● **THE TASK**
Scan the material for the word "badge", and copy each line where it shows up.

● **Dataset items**

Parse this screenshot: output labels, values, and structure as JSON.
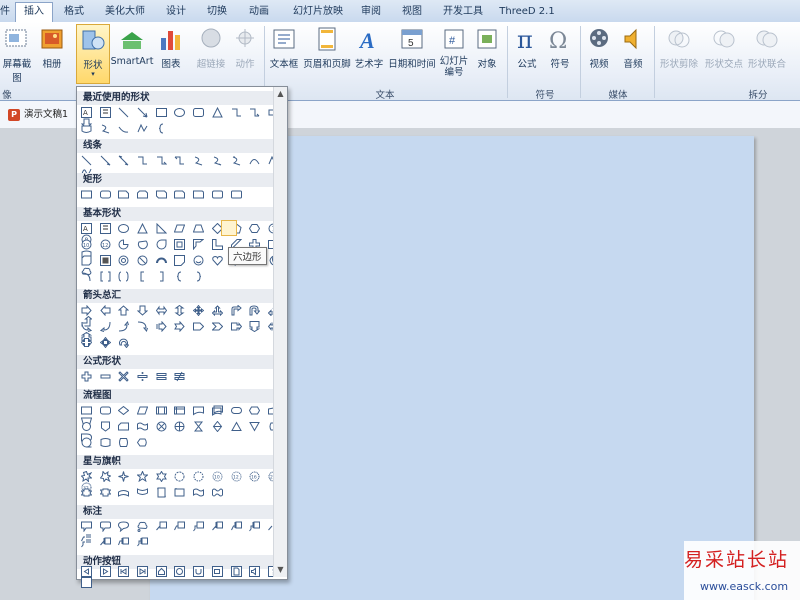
{
  "tabs": [
    {
      "label": "件"
    },
    {
      "label": "插入"
    },
    {
      "label": "格式"
    },
    {
      "label": "美化大师"
    },
    {
      "label": "设计"
    },
    {
      "label": "切换"
    },
    {
      "label": "动画"
    },
    {
      "label": "幻灯片放映"
    },
    {
      "label": "审阅"
    },
    {
      "label": "视图"
    },
    {
      "label": "开发工具"
    },
    {
      "label": "ThreeD 2.1"
    }
  ],
  "ribbon": {
    "buttons": [
      {
        "label": "屏幕截图"
      },
      {
        "label": "相册"
      },
      {
        "label": "形状"
      },
      {
        "label": "SmartArt"
      },
      {
        "label": "图表"
      },
      {
        "label": "超链接"
      },
      {
        "label": "动作"
      },
      {
        "label": "文本框"
      },
      {
        "label": "页眉和页脚"
      },
      {
        "label": "艺术字"
      },
      {
        "label": "日期和时间"
      },
      {
        "label": "幻灯片编号"
      },
      {
        "label": "对象"
      },
      {
        "label": "公式"
      },
      {
        "label": "符号"
      },
      {
        "label": "视频"
      },
      {
        "label": "音频"
      },
      {
        "label": "形状剪除"
      },
      {
        "label": "形状交点"
      },
      {
        "label": "形状联合"
      }
    ],
    "groups": [
      {
        "label": "像"
      },
      {
        "label": "文本"
      },
      {
        "label": "符号"
      },
      {
        "label": "媒体"
      },
      {
        "label": "拆分"
      }
    ]
  },
  "document": {
    "tab_label": "演示文稿1"
  },
  "shapes_gallery": {
    "sections": [
      {
        "title": "最近使用的形状"
      },
      {
        "title": "线条"
      },
      {
        "title": "矩形"
      },
      {
        "title": "基本形状"
      },
      {
        "title": "箭头总汇"
      },
      {
        "title": "公式形状"
      },
      {
        "title": "流程图"
      },
      {
        "title": "星与旗帜"
      },
      {
        "title": "标注"
      },
      {
        "title": "动作按钮"
      }
    ],
    "tooltip": "六边形"
  },
  "watermark": {
    "line1": "易采站长站",
    "line2": "www.easck.com"
  },
  "colors": {
    "accent": "#2b579a",
    "slide": "#c6d9f0",
    "selected": "#ffd86b"
  }
}
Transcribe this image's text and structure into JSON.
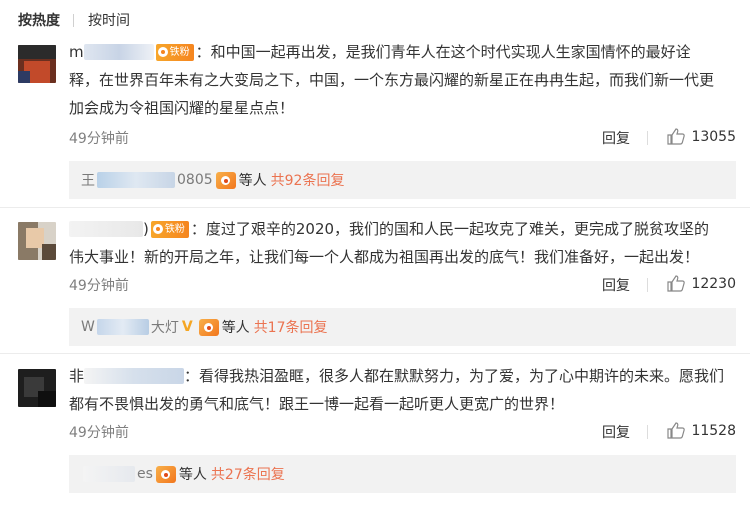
{
  "tabs": {
    "hot": "按热度",
    "time": "按时间"
  },
  "comments": [
    {
      "name_start": "m",
      "badge": "铁粉",
      "lines": [
        "：和中国一起再出发，是我们青年人在这个时代实现人生家国情怀的最好诠",
        "释，在世界百年未有之大变局之下，中国，一个东方最闪耀的新星正在冉冉生起，而我们新一代更",
        "加会成为令祖国闪耀的星星点点！"
      ],
      "time": "49分钟前",
      "reply_label": "回复",
      "likes": "13055",
      "sub": {
        "name_start": "王",
        "name_end": "0805",
        "others": "等人",
        "count": "共92条回复"
      }
    },
    {
      "name_start": ")",
      "badge": "铁粉",
      "lines": [
        "：度过了艰辛的2020，我们的国和人民一起攻克了难关，更完成了脱贫攻坚的",
        "伟大事业！新的开局之年，让我们每一个人都成为祖国再出发的底气！我们准备好，一起出发！"
      ],
      "time": "49分钟前",
      "reply_label": "回复",
      "likes": "12230",
      "sub": {
        "name_start": "W",
        "name_end": "大灯",
        "others": "等人",
        "count": "共17条回复"
      }
    },
    {
      "name_start": "非",
      "badge": "",
      "lines": [
        "：看得我热泪盈眶，很多人都在默默努力，为了爱，为了心中期许的未来。愿我们",
        "都有不畏惧出发的勇气和底气！跟王一博一起看一起听更人更宽广的世界！"
      ],
      "time": "49分钟前",
      "reply_label": "回复",
      "likes": "11528",
      "sub": {
        "name_start": "",
        "name_end": "es",
        "others": "等人",
        "count": "共27条回复"
      }
    }
  ],
  "colors": {
    "link": "#eb7350",
    "badge": "#f5851f",
    "sub_bg": "#f2f2f2"
  },
  "icons": {
    "like": "thumbs-up-icon",
    "badge": "fan-badge-icon"
  }
}
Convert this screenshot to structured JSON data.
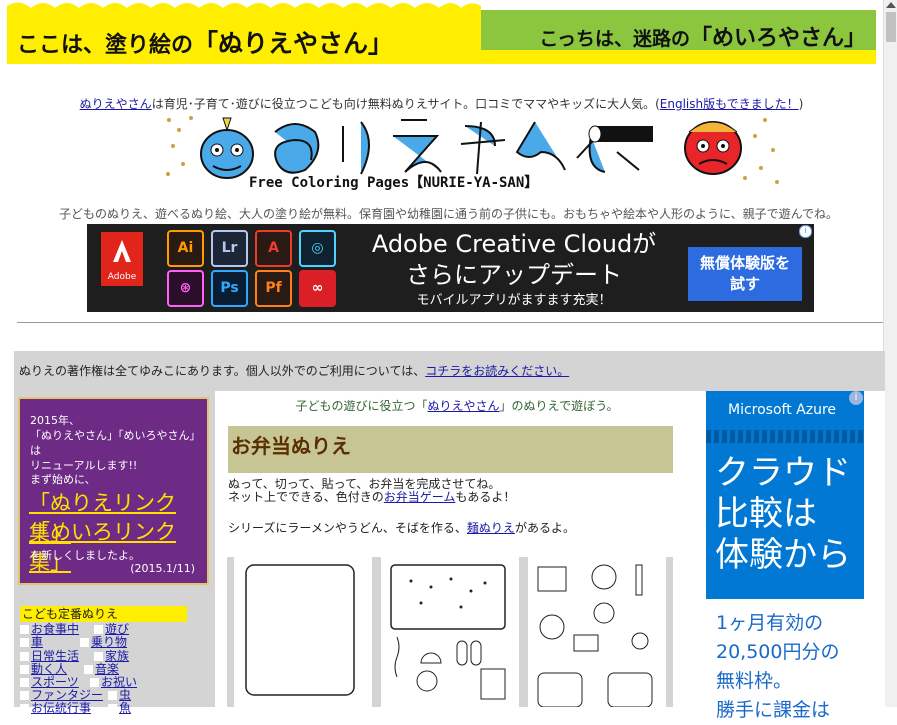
{
  "header": {
    "nurie_tab": {
      "prefix": "ここは、塗り絵の",
      "name": "「ぬりえやさん」"
    },
    "meiro_tab": {
      "prefix": "こっちは、迷路の",
      "name": "「めいろやさん」"
    }
  },
  "intro": {
    "site_link": "ぬりえやさん",
    "text": "は育児･子育て･遊びに役立つこども向け無料ぬりえサイト。口コミでママやキッズに大人気。(",
    "english_link": "English版もできました！",
    "close": ")"
  },
  "logo": {
    "subtitle": "Free Coloring Pages【NURIE-YA-SAN】"
  },
  "tagline": "子どものぬりえ、遊べるぬり絵、大人の塗り絵が無料。保育園や幼稚園に通う前の子供にも。おもちゃや絵本や人形のように、親子で遊んでね。",
  "ad_adobe": {
    "logo": "Adobe",
    "apps": [
      "Ai",
      "Lr",
      "A",
      "◎",
      "⊛",
      "Ps",
      "Pf",
      "∞"
    ],
    "headline_1": "Adobe Creative Cloudが",
    "headline_2": "さらにアップデート",
    "sub": "モバイルアプリがますます充実！",
    "cta_1": "無償体験版を",
    "cta_2": "試す",
    "info": "i"
  },
  "notice": {
    "text": "ぬりえの著作権は全てゆみこにあります。個人以外でのご利用については、",
    "link": "コチラをお読みください。"
  },
  "promo": {
    "line1": "2015年、",
    "line2": "「ぬりえやさん」「めいろやさん」は",
    "line3": "リニューアルします!!",
    "line4": "まず始めに、",
    "link1": "「ぬりえリンク集」",
    "link2": "「めいろリンク集」",
    "line5": "を新しくしましたよ。",
    "date": "(2015.1/11)"
  },
  "categories": {
    "heading": "こども定番ぬりえ",
    "left": [
      "お食事中",
      "車",
      "日常生活",
      "動く人",
      "スポーツ",
      "ファンタジー",
      "お伝統行事"
    ],
    "right": [
      "遊び",
      "乗り物",
      "家族",
      "音楽",
      "お祝い",
      "虫",
      "魚"
    ]
  },
  "main": {
    "lead_prefix": "子どもの遊びに役立つ「",
    "lead_link": "ぬりえやさん",
    "lead_suffix": "」のぬりえで遊ぼう。",
    "title": "お弁当ぬりえ",
    "desc_line1": "ぬって、切って、貼って、お弁当を完成させてね。",
    "desc_line2_prefix": "ネット上でできる、色付きの",
    "desc_line2_link": "お弁当ゲーム",
    "desc_line2_suffix": "もあるよ！",
    "series_prefix": "シリーズにラーメンやうどん、そばを作る、",
    "series_link": "麺ぬりえ",
    "series_suffix": "があるよ。"
  },
  "ad_azure": {
    "brand": "Microsoft Azure",
    "headline": [
      "クラウド",
      "比較は",
      "体験から"
    ],
    "body": [
      "1ヶ月有効の",
      "20,500円分の",
      "無料枠。",
      "勝手に課金は"
    ],
    "info": "i"
  },
  "colors": {
    "yellow": "#ffee00",
    "green": "#8cc63f",
    "purple": "#6d2b85",
    "azure": "#0078d4",
    "gray": "#d4d4d4",
    "olive": "#c7c594"
  }
}
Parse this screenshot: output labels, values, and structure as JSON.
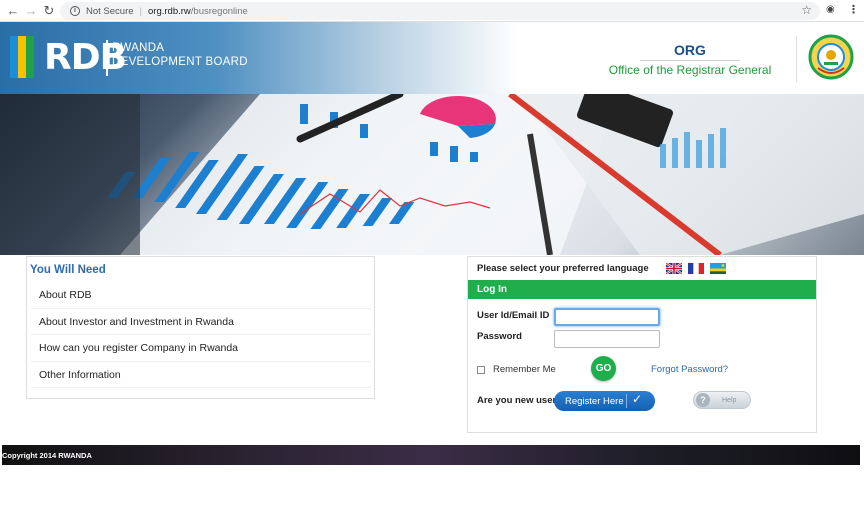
{
  "browser": {
    "security_label": "Not Secure",
    "url_host": "org.rdb.rw",
    "url_path": "/busregonline"
  },
  "header": {
    "logo_text": "RDB",
    "logo_subtitle_line1": "RWANDA",
    "logo_subtitle_line2": "DEVELOPMENT BOARD",
    "org_title": "ORG",
    "org_subtitle": "Office of the Registrar General",
    "flag_colors": [
      "#1a8ed6",
      "#f5c400",
      "#1fa24a"
    ]
  },
  "need": {
    "title": "You Will Need",
    "items": [
      "About RDB",
      "About Investor and Investment in Rwanda",
      "How can you register Company in Rwanda",
      "Other Information"
    ]
  },
  "login": {
    "language_prompt": "Please select your preferred language",
    "languages": [
      "english-flag-icon",
      "french-flag-icon",
      "rwanda-flag-icon"
    ],
    "section_title": "Log In",
    "userid_label": "User Id/Email ID",
    "password_label": "Password",
    "userid_value": "",
    "password_value": "",
    "remember_label": "Remember Me",
    "go_label": "GO",
    "forgot_label": "Forgot Password?",
    "new_user_label": "Are you new user?",
    "register_label": "Register Here",
    "help_label": "Help",
    "accent_color": "#1fae4b"
  },
  "footer": {
    "copyright": "Copyright 2014 RWANDA"
  }
}
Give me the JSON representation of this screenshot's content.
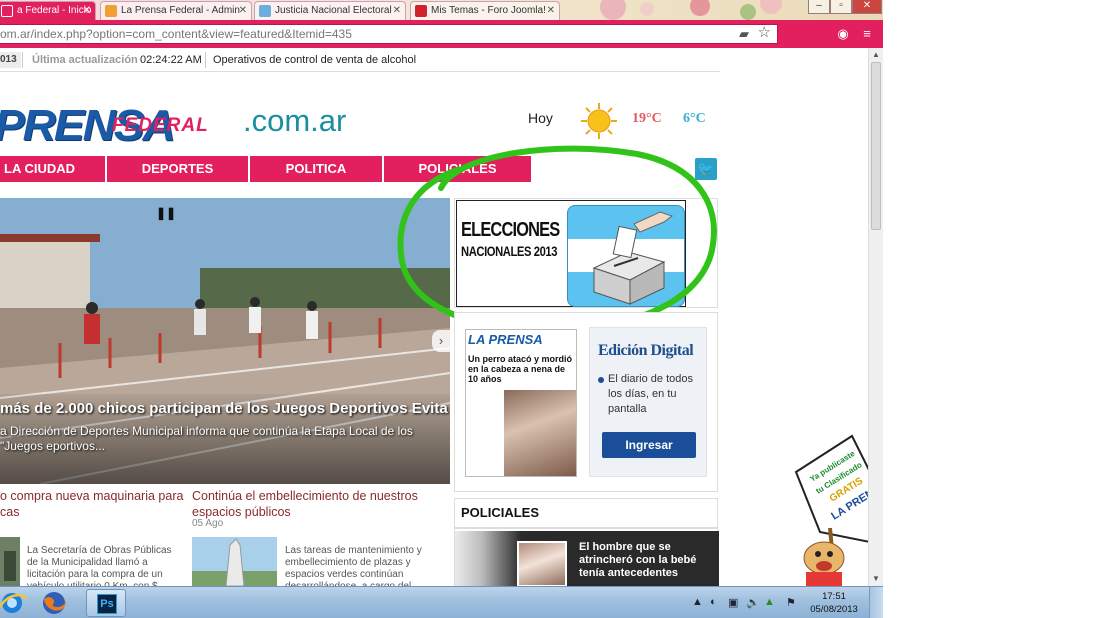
{
  "browser": {
    "tabs": [
      {
        "label": "a Federal - Inicio",
        "active": true
      },
      {
        "label": "La Prensa Federal - Admin",
        "active": false
      },
      {
        "label": "Justicia Nacional Electoral",
        "active": false
      },
      {
        "label": "Mis Temas - Foro Joomla!",
        "active": false
      }
    ],
    "url": "om.ar/index.php?option=com_content&view=featured&Itemid=435",
    "accent": "#e2205e"
  },
  "ticker": {
    "date": "013",
    "label": "Última actualización",
    "time": "02:24:22 AM",
    "news": "Operativos de control de venta de alcohol"
  },
  "logo": {
    "main": "PRENSA",
    "federal": "FEDERAL",
    "domain": ".com.ar"
  },
  "weather": {
    "day": "Hoy",
    "max": "19°C",
    "min": "6°C",
    "icon": "sun-icon"
  },
  "nav": [
    {
      "label": "LA CIUDAD"
    },
    {
      "label": "DEPORTES"
    },
    {
      "label": "POLITICA"
    },
    {
      "label": "POLICIALES"
    }
  ],
  "slider": {
    "title": "más de 2.000 chicos participan de los Juegos Deportivos Evita",
    "text": "a Dirección de Deportes Municipal informa que continúa la Etapa Local de los \"Juegos eportivos..."
  },
  "articles": [
    {
      "title": "o compra nueva maquinaria para cas",
      "date": "",
      "text": "La Secretaría de Obras Públicas de la Municipalidad llamó a licitación para la compra de un vehículo utilitario 0 Km. con $"
    },
    {
      "title": "Continúa el embellecimiento de nuestros espacios públicos",
      "date": "05 Ago",
      "text": "Las tareas de mantenimiento y embellecimiento de plazas y espacios verdes continúan desarrollándose, a cargo del"
    }
  ],
  "banner": {
    "line1": "ELECCIONES",
    "line2": "NACIONALES 2013"
  },
  "digital": {
    "paper_mast": "LA PRENSA",
    "paper_headline": "Un perro atacó y mordió en la cabeza a nena de 10 años",
    "title": "Edición Digital",
    "desc": "El diario de todos los días, en tu pantalla",
    "button": "Ingresar"
  },
  "policiales": {
    "header": "POLICIALES",
    "headline": "El hombre que se atrincheró con la bebé tenía antecedentes"
  },
  "mascot": {
    "sign": "Ya publicaste tu Clasificado GRATIS? LA PRENSA"
  },
  "taskbar": {
    "time": "17:51",
    "date": "05/08/2013"
  }
}
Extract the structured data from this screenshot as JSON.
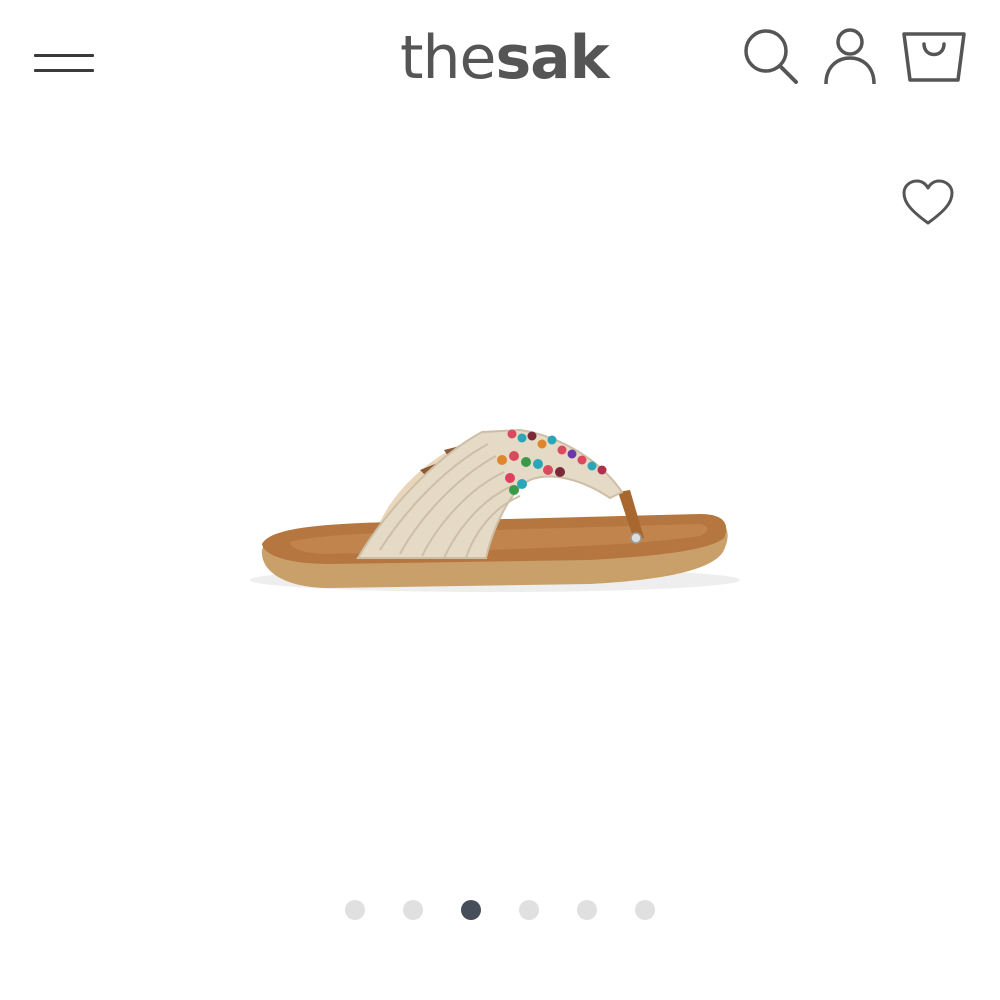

● **EXERCISE SOLUTION**
      "badge": "铁粉",
      "badge": "铁粉",
      "badge": "",
    "badge": "#f5851f",
    "badge": "fan-badge-icon"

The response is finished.